*TEXTAUSZUG*.
□ □ □ □ □

Nicht nur einzelne Grafiken sind in der Kunsthalle zu sehen, sondern auch eine ganze Reihe Künstlerbücher. Die Kuratorin Melanie Ardjah blättert in einem Exponat. Foto: Ines Rudel

In der Zeit bis Weihnachten öffnen wir an jedem Tag ein Türchen zu einem interessanten Ort in der Region Stuttgart, der sonst verschlossen ist. Am Nikolaustag blicken wir hinter die Kulissen der Göppinger Kunsthalle.

Göppingen - Verschlossen ist die Göppinger Kunsthalle dem Publikum nicht. Ganz im Gegenteil, Besucher sind stets hochwillkommen. Doch was sie zu sehen bekommen, ist das Produkt langwieriger Vorbereitungen. „Es steckt sehr viel Arbeit drin, das sieht man nicht“, sagt Werner Meyer, der Direktor der Kunsthalle. Zwei Jahre hat zum Beispiel gedauert, bis die Ausstellung „Pablo Picasso und die Literatur“ stand, die jetzt eröffnet hat.

Doch wie kommen die Kunstwerke in die Kunsthalle? Werner Meyer lächelt süffisant. Zu erzählen hätte er viel, das ist ihm anzusehen. Doch die in seinem Metier gebotene Diskretion verbietet Redseligkeit. Nur so viel verrät er: Im Fall Picasso sei es eine Detektivarbeit gewesen, an viele der Grafiken zu kommen, die nun in der n Ausstellung präsentiert würden.

Buchillustrationen Picassos sind ein fast unerforschtes Terrain

Die Kunstwerke fliegen den Ausstellungsmachern eben nicht einfach zu, schon gar nicht, wenn die Schau thematisch Neuland betritt und den Anspruch hat, einen inhaltlich fundierten Einblick in Picassos Schaffen zu bieten, wie das in Göppingen der Fall ist. Vielmehr müssen die Arbeiten, die thematisch dazu passen, aufgespürt werden – keine einfache Aufgabe, da die meisten Sammlungen im Verborgenen blühen und viele Sammler die Öffentlichkeit scheuen. Bei der Picasso-Ausstellung hatten die Kuratoren mit einer weiteren Schwierigkeit zu kämpfen: Die Buchillustrationen des spanischen Jahrhundertkünstlers sind ein weitgehend unerforschtes Terrain.

□ □ □ □ □

*DATENSÄTZE*.
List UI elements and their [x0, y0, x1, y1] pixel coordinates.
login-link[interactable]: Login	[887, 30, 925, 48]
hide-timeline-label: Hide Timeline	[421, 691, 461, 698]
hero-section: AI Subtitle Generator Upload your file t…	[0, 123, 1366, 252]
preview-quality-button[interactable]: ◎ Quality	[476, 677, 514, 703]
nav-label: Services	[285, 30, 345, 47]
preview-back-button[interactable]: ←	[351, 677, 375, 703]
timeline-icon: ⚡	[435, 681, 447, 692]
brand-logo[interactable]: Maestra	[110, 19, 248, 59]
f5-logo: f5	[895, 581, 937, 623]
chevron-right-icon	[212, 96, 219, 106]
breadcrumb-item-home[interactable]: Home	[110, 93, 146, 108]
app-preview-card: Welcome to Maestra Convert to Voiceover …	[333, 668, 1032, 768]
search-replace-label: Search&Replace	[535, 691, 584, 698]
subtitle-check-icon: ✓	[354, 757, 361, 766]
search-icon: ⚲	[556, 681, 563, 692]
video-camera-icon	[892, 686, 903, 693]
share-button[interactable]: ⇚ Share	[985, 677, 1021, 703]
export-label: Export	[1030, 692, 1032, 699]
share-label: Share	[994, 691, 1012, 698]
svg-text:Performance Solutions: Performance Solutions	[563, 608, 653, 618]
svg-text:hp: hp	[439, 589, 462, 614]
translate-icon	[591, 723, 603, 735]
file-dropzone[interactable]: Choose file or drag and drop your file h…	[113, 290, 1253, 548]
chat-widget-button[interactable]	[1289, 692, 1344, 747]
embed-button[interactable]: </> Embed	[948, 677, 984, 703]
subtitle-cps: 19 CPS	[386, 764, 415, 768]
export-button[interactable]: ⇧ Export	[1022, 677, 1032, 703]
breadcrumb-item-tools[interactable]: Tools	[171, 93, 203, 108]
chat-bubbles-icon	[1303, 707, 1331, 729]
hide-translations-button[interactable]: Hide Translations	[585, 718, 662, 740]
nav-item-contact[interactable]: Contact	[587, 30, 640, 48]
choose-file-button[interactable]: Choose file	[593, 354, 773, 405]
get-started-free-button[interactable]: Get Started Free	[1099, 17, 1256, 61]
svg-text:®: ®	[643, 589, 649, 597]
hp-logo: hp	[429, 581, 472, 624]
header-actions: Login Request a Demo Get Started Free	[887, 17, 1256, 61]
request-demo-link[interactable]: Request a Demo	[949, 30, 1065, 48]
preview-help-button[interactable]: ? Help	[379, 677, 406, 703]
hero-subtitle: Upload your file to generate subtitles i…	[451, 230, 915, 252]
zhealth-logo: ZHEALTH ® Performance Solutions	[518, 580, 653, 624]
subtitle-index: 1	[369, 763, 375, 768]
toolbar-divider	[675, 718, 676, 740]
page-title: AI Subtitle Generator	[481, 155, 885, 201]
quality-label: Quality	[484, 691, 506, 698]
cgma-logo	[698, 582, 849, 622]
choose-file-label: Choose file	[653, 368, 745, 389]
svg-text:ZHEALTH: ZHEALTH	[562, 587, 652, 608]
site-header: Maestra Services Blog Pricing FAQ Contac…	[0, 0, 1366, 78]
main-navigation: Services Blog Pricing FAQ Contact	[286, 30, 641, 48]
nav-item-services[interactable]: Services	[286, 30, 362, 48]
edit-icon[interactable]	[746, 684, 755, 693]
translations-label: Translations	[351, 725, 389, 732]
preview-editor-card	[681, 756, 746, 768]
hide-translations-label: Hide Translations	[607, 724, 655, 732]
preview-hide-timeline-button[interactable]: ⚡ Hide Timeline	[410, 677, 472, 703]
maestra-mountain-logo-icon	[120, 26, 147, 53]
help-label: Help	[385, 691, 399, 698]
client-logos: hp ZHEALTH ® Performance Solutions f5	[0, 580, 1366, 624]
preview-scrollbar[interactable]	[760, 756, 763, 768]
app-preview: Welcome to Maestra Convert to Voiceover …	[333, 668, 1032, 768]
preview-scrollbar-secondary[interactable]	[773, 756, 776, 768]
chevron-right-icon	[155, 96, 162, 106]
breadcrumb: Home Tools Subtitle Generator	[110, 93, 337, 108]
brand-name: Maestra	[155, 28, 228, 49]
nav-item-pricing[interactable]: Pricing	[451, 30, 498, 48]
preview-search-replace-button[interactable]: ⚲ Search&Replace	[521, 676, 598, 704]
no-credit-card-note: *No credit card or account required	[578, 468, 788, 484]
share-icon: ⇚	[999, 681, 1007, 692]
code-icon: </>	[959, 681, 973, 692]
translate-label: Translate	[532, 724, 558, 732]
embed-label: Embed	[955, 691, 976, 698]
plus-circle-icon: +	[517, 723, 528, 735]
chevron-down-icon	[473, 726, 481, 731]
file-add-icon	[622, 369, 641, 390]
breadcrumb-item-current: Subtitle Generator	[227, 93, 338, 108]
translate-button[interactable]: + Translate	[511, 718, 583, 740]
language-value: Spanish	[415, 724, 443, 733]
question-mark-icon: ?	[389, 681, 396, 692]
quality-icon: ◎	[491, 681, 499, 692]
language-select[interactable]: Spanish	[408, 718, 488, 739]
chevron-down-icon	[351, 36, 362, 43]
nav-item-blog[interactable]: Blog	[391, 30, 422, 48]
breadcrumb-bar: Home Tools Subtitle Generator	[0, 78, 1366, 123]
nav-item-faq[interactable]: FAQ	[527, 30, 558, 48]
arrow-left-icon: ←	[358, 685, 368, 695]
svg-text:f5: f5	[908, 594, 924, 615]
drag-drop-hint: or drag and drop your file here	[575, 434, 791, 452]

□ □ □ □ □

*AUFGABENSTELLUNG*. Entscheiden Sie, ob die folgenden Aussagen mit dem Text über die Göppinger Kunsthalle übereinstimmen, und belegen Sie jede Antwort (Ja oder Nein) mit einem wörtlichen Zitat aus dem Text. (a) Die Vorbereitung der Ausstellung „Pablo Picasso und die Literatur“ hat zwei Jahre gedauert. (b) Werner Meyer berichtet ausführlich, wie die Kunstwerke in die Kunsthalle gelangt sind. (c) Picassos Buchillustrationen sind gut erforscht.

*LÖSUNG*.
(a) Ja: „Zwei Jahre hat zum Beispiel gedauert, bis die Ausstellung „Pablo Picasso und die Literatur“ stand, die jetzt eröffnet hat.“
(b) Nein: „Doch die in seinem Metier gebotene Diskretion verbietet Redseligkeit.“
(c) Nein: „Die Buchillustrationen des spanischen Jahrhundertkünstlers sind ein weitgehend unerforschtes Terrain.“